Stored entries:
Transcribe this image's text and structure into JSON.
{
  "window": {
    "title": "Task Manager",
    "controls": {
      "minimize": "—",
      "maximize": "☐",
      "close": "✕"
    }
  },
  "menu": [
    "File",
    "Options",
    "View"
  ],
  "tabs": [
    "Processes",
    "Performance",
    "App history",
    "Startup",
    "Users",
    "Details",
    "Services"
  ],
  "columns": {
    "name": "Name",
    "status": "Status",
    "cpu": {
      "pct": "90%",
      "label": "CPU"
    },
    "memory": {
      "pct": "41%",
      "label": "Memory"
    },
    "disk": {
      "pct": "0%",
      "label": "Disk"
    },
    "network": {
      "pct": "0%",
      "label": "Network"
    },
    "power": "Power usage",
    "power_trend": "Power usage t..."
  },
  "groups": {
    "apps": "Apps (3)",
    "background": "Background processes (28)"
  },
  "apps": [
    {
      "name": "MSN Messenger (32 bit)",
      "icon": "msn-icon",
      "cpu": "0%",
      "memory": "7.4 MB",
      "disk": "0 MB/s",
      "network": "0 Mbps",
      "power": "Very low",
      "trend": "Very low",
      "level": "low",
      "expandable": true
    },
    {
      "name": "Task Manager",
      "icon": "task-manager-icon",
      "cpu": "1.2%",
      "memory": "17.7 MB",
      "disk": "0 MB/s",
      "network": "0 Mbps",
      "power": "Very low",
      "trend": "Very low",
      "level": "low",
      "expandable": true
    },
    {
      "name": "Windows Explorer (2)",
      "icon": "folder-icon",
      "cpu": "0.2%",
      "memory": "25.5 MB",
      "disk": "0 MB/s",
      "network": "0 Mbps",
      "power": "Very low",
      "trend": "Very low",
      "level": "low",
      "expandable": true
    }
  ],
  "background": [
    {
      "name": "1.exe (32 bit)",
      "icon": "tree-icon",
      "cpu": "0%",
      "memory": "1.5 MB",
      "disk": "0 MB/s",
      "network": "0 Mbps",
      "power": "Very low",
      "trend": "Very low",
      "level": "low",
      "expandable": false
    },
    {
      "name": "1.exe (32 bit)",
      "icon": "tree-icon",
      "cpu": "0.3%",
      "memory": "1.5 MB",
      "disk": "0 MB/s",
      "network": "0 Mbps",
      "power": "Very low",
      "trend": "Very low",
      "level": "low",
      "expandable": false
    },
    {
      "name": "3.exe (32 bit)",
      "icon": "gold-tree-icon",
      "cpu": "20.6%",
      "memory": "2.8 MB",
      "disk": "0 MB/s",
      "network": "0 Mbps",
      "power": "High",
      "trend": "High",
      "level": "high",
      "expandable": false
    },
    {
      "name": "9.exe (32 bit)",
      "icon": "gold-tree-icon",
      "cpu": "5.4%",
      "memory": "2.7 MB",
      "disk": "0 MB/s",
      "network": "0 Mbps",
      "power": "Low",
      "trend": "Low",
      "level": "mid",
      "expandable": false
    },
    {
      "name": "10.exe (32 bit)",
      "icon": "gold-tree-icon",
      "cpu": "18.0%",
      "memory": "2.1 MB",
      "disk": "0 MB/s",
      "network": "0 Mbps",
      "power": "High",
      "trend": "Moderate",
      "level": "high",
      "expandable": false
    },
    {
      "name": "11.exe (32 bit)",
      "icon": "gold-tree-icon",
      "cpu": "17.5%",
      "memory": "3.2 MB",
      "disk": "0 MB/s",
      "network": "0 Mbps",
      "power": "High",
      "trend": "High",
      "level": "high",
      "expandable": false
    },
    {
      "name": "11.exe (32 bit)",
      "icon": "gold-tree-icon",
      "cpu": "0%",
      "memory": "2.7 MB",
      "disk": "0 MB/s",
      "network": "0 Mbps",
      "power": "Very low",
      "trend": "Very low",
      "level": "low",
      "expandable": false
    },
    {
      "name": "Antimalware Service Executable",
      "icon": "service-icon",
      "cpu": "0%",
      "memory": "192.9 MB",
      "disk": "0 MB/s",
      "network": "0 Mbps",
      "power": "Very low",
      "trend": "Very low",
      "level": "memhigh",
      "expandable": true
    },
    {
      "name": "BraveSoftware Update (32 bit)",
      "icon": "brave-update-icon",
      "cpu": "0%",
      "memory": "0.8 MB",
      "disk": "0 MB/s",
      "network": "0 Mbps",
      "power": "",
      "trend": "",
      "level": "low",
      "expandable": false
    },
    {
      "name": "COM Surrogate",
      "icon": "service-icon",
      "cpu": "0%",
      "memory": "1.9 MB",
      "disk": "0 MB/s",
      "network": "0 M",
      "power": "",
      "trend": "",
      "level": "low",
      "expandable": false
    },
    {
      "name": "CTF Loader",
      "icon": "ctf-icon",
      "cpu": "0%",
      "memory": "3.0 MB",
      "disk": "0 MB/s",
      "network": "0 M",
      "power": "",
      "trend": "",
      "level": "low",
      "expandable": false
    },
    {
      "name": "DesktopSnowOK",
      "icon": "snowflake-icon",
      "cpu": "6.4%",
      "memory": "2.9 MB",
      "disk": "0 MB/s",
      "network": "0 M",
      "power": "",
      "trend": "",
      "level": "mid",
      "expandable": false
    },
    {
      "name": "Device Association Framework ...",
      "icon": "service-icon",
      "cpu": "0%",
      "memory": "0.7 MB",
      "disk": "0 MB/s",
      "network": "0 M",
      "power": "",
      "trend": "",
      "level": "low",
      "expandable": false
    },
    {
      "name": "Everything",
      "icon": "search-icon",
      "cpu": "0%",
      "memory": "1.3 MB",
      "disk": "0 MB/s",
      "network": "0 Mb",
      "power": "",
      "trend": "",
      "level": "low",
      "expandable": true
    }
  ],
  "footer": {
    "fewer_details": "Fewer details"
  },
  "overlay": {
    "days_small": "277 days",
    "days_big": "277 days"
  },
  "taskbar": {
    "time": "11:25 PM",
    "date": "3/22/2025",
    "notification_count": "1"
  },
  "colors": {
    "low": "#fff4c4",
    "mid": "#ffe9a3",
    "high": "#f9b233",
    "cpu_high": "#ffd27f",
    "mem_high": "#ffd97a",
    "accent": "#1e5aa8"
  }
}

- _What you should do_
Write out every entry again, keeping each line exactly the same.

- _Finished exercise_
Transcribe this image's text and structure into JSON.
{
  "window": {
    "title": "Task Manager",
    "controls": {
      "minimize": "—",
      "maximize": "☐",
      "close": "✕"
    }
  },
  "menu": [
    "File",
    "Options",
    "View"
  ],
  "tabs": [
    "Processes",
    "Performance",
    "App history",
    "Startup",
    "Users",
    "Details",
    "Services"
  ],
  "columns": {
    "name": "Name",
    "status": "Status",
    "cpu": {
      "pct": "90%",
      "label": "CPU"
    },
    "memory": {
      "pct": "41%",
      "label": "Memory"
    },
    "disk": {
      "pct": "0%",
      "label": "Disk"
    },
    "network": {
      "pct": "0%",
      "label": "Network"
    },
    "power": "Power usage",
    "power_trend": "Power usage t..."
  },
  "groups": {
    "apps": "Apps (3)",
    "background": "Background processes (28)"
  },
  "apps": [
    {
      "name": "MSN Messenger (32 bit)",
      "icon": "msn-icon",
      "cpu": "0%",
      "memory": "7.4 MB",
      "disk": "0 MB/s",
      "network": "0 Mbps",
      "power": "Very low",
      "trend": "Very low",
      "level": "low",
      "expandable": true
    },
    {
      "name": "Task Manager",
      "icon": "task-manager-icon",
      "cpu": "1.2%",
      "memory": "17.7 MB",
      "disk": "0 MB/s",
      "network": "0 Mbps",
      "power": "Very low",
      "trend": "Very low",
      "level": "low",
      "expandable": true
    },
    {
      "name": "Windows Explorer (2)",
      "icon": "folder-icon",
      "cpu": "0.2%",
      "memory": "25.5 MB",
      "disk": "0 MB/s",
      "network": "0 Mbps",
      "power": "Very low",
      "trend": "Very low",
      "level": "low",
      "expandable": true
    }
  ],
  "background": [
    {
      "name": "1.exe (32 bit)",
      "icon": "tree-icon",
      "cpu": "0%",
      "memory": "1.5 MB",
      "disk": "0 MB/s",
      "network": "0 Mbps",
      "power": "Very low",
      "trend": "Very low",
      "level": "low",
      "expandable": false
    },
    {
      "name": "1.exe (32 bit)",
      "icon": "tree-icon",
      "cpu": "0.3%",
      "memory": "1.5 MB",
      "disk": "0 MB/s",
      "network": "0 Mbps",
      "power": "Very low",
      "trend": "Very low",
      "level": "low",
      "expandable": false
    },
    {
      "name": "3.exe (32 bit)",
      "icon": "gold-tree-icon",
      "cpu": "20.6%",
      "memory": "2.8 MB",
      "disk": "0 MB/s",
      "network": "0 Mbps",
      "power": "High",
      "trend": "High",
      "level": "high",
      "expandable": false
    },
    {
      "name": "9.exe (32 bit)",
      "icon": "gold-tree-icon",
      "cpu": "5.4%",
      "memory": "2.7 MB",
      "disk": "0 MB/s",
      "network": "0 Mbps",
      "power": "Low",
      "trend": "Low",
      "level": "mid",
      "expandable": false
    },
    {
      "name": "10.exe (32 bit)",
      "icon": "gold-tree-icon",
      "cpu": "18.0%",
      "memory": "2.1 MB",
      "disk": "0 MB/s",
      "network": "0 Mbps",
      "power": "High",
      "trend": "Moderate",
      "level": "high",
      "expandable": false
    },
    {
      "name": "11.exe (32 bit)",
      "icon": "gold-tree-icon",
      "cpu": "17.5%",
      "memory": "3.2 MB",
      "disk": "0 MB/s",
      "network": "0 Mbps",
      "power": "High",
      "trend": "High",
      "level": "high",
      "expandable": false
    },
    {
      "name": "11.exe (32 bit)",
      "icon": "gold-tree-icon",
      "cpu": "0%",
      "memory": "2.7 MB",
      "disk": "0 MB/s",
      "network": "0 Mbps",
      "power": "Very low",
      "trend": "Very low",
      "level": "low",
      "expandable": false
    },
    {
      "name": "Antimalware Service Executable",
      "icon": "service-icon",
      "cpu": "0%",
      "memory": "192.9 MB",
      "disk": "0 MB/s",
      "network": "0 Mbps",
      "power": "Very low",
      "trend": "Very low",
      "level": "memhigh",
      "expandable": true
    },
    {
      "name": "BraveSoftware Update (32 bit)",
      "icon": "brave-update-icon",
      "cpu": "0%",
      "memory": "0.8 MB",
      "disk": "0 MB/s",
      "network": "0 Mbps",
      "power": "",
      "trend": "",
      "level": "low",
      "expandable": false
    },
    {
      "name": "COM Surrogate",
      "icon": "service-icon",
      "cpu": "0%",
      "memory": "1.9 MB",
      "disk": "0 MB/s",
      "network": "0 M",
      "power": "",
      "trend": "",
      "level": "low",
      "expandable": false
    },
    {
      "name": "CTF Loader",
      "icon": "ctf-icon",
      "cpu": "0%",
      "memory": "3.0 MB",
      "disk": "0 MB/s",
      "network": "0 M",
      "power": "",
      "trend": "",
      "level": "low",
      "expandable": false
    },
    {
      "name": "DesktopSnowOK",
      "icon": "snowflake-icon",
      "cpu": "6.4%",
      "memory": "2.9 MB",
      "disk": "0 MB/s",
      "network": "0 M",
      "power": "",
      "trend": "",
      "level": "mid",
      "expandable": false
    },
    {
      "name": "Device Association Framework ...",
      "icon": "service-icon",
      "cpu": "0%",
      "memory": "0.7 MB",
      "disk": "0 MB/s",
      "network": "0 M",
      "power": "",
      "trend": "",
      "level": "low",
      "expandable": false
    },
    {
      "name": "Everything",
      "icon": "search-icon",
      "cpu": "0%",
      "memory": "1.3 MB",
      "disk": "0 MB/s",
      "network": "0 Mb",
      "power": "",
      "trend": "",
      "level": "low",
      "expandable": true
    }
  ],
  "footer": {
    "fewer_details": "Fewer details"
  },
  "overlay": {
    "days_small": "277 days",
    "days_big": "277 days"
  },
  "taskbar": {
    "time": "11:25 PM",
    "date": "3/22/2025",
    "notification_count": "1"
  },
  "colors": {
    "low": "#fff4c4",
    "mid": "#ffe9a3",
    "high": "#f9b233",
    "cpu_high": "#ffd27f",
    "mem_high": "#ffd97a",
    "accent": "#1e5aa8"
  }
}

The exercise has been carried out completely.